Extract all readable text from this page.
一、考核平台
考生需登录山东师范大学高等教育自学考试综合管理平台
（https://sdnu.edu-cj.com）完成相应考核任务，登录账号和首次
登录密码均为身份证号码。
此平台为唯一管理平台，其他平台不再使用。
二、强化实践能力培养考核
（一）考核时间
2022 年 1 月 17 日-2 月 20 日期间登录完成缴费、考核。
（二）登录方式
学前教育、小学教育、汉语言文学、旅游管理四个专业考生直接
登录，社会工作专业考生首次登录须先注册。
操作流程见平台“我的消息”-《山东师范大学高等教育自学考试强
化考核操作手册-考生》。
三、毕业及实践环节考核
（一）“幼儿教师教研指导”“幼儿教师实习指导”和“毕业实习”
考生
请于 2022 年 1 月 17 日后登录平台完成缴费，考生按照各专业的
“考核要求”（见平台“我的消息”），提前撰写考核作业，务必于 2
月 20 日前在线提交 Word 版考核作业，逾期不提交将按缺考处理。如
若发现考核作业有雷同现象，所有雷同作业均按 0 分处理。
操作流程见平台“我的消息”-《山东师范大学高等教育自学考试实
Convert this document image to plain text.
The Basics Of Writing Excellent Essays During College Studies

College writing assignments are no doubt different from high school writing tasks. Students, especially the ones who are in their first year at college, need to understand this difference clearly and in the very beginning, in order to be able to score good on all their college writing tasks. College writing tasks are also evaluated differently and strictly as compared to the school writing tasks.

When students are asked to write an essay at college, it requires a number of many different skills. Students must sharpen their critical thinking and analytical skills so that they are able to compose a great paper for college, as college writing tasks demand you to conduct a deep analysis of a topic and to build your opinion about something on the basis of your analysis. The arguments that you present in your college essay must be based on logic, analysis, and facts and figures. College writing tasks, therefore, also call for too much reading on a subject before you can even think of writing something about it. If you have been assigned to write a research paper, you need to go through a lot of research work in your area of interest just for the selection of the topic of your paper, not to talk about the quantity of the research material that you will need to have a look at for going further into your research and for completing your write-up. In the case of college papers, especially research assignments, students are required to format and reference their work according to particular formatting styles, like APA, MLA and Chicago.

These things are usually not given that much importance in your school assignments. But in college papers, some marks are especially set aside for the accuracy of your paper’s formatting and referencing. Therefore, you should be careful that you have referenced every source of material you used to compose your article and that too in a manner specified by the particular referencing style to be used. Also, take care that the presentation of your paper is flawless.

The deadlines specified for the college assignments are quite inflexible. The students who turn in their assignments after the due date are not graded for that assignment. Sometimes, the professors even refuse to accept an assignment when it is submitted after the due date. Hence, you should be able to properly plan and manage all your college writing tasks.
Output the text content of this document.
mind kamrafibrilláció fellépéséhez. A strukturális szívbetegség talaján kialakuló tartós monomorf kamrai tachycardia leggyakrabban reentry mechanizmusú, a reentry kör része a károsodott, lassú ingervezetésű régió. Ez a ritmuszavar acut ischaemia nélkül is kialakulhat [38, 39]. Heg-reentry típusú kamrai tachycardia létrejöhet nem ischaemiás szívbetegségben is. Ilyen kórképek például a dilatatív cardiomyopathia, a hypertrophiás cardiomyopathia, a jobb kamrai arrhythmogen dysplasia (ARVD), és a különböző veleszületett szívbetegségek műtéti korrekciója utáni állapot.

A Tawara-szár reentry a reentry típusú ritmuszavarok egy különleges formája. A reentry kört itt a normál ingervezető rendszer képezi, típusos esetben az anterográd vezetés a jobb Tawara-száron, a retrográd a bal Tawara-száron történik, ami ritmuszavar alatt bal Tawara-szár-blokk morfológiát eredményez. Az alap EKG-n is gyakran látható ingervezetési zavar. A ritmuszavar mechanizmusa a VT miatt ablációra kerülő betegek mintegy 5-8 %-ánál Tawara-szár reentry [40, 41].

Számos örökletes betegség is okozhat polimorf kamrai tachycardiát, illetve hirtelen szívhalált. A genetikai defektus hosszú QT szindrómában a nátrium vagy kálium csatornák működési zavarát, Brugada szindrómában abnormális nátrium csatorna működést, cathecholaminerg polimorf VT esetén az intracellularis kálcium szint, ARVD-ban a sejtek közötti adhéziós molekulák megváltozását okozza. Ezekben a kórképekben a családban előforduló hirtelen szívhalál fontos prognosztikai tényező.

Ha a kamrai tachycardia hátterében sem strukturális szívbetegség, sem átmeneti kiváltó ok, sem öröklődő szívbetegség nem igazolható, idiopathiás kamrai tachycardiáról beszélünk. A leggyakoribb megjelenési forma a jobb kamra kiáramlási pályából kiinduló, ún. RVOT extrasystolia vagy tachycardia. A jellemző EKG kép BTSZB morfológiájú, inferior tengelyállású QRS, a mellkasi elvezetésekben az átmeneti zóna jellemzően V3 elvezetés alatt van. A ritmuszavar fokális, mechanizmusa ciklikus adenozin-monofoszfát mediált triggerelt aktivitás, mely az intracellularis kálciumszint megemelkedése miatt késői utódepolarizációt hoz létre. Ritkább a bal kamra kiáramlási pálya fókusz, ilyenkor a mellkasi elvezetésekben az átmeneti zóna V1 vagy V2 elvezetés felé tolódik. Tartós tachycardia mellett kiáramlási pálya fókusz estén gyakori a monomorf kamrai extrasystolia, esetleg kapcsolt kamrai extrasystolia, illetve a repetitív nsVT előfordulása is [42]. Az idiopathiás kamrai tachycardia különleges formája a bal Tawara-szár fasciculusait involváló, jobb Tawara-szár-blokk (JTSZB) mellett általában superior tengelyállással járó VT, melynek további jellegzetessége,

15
________________________________________
__DIRECTIONS FOR THIS TASK__. Consider the entries above and return each line with the string "document".

__TASK RESULT__.
Convert this document image to plain text.
Output the text content of this document.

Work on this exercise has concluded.